_The problem_
Pick out every line in the data below that holds "provider".
==== Input for this task ====
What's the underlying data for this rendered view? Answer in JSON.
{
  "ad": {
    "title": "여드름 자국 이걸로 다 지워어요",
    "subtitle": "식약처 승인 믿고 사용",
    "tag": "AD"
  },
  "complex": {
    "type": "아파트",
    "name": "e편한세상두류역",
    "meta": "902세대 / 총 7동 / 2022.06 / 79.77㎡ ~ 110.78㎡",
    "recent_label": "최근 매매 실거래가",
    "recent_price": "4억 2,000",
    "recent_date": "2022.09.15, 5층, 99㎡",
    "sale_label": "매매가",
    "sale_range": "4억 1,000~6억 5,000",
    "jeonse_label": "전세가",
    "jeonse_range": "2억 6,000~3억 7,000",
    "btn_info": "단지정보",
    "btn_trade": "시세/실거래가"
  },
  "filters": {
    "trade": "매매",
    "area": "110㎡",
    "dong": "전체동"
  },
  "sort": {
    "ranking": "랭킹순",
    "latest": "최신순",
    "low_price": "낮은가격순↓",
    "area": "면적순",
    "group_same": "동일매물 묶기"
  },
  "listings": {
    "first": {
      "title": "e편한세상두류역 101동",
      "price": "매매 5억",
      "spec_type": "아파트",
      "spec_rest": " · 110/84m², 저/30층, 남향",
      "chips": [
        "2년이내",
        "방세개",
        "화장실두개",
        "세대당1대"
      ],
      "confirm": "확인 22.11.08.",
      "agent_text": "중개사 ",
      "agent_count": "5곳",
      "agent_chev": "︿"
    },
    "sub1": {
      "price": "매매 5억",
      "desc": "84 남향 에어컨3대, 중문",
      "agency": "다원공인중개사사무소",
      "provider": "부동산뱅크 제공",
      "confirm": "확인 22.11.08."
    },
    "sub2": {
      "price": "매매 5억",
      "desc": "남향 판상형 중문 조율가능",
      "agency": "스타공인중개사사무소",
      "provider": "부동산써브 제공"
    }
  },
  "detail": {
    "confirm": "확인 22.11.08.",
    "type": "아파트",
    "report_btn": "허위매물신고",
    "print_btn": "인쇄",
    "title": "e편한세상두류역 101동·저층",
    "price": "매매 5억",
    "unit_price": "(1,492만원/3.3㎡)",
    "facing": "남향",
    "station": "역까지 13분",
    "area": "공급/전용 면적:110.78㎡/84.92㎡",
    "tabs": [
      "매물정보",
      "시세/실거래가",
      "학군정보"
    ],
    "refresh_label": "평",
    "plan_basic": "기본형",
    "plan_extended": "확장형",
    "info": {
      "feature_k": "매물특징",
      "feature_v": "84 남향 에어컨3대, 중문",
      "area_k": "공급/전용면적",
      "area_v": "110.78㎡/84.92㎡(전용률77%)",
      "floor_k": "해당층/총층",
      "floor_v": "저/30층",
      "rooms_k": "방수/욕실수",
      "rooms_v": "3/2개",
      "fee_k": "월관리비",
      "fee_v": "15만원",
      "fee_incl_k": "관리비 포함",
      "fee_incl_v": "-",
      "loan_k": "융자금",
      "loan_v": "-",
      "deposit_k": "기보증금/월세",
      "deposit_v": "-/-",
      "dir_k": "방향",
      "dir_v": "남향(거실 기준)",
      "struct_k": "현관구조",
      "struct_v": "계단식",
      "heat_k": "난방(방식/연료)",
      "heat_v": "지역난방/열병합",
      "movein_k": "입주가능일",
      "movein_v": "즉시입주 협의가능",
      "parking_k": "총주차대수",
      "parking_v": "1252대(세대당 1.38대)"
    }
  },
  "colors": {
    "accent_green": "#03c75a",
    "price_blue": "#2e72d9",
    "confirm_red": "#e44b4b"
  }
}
====
_Written response_
      "provider": "부동산뱅크 제공",
      "provider": "부동산써브 제공"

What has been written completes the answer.